>> BEGIN

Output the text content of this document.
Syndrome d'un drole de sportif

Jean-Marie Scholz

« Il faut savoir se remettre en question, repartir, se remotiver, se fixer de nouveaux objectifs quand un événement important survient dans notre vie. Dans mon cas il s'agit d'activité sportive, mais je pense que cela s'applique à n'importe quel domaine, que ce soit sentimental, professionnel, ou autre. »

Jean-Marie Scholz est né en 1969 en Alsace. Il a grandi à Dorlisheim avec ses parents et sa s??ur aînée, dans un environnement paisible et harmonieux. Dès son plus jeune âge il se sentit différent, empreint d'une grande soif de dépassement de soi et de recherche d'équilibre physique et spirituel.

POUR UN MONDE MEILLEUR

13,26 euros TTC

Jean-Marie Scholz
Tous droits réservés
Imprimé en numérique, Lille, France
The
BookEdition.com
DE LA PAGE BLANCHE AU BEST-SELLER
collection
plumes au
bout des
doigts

>> END

Transcribe each entry exactly.

## [EXERCISE ANSWER]
Output the text content of this document.
Syndrome d'un drole de sportif

Jean-Marie Scholz

« Il faut savoir se remettre en question, repartir, se remotiver, se fixer de nouveaux objectifs quand un événement important survient dans notre vie. Dans mon cas il s'agit d'activité sportive, mais je pense que cela s'applique à n'importe quel domaine, que ce soit sentimental, professionnel, ou autre. »

Jean-Marie Scholz est né en 1969 en Alsace. Il a grandi à Dorlisheim avec ses parents et sa s??ur aînée, dans un environnement paisible et harmonieux. Dès son plus jeune âge il se sentit différent, empreint d'une grande soif de dépassement de soi et de recherche d'équilibre physique et spirituel.

POUR UN MONDE MEILLEUR

13,26 euros TTC

Jean-Marie Scholz
Tous droits réservés
Imprimé en numérique, Lille, France
The
BookEdition.com
DE LA PAGE BLANCHE AU BEST-SELLER
collection
plumes au
bout des
doigts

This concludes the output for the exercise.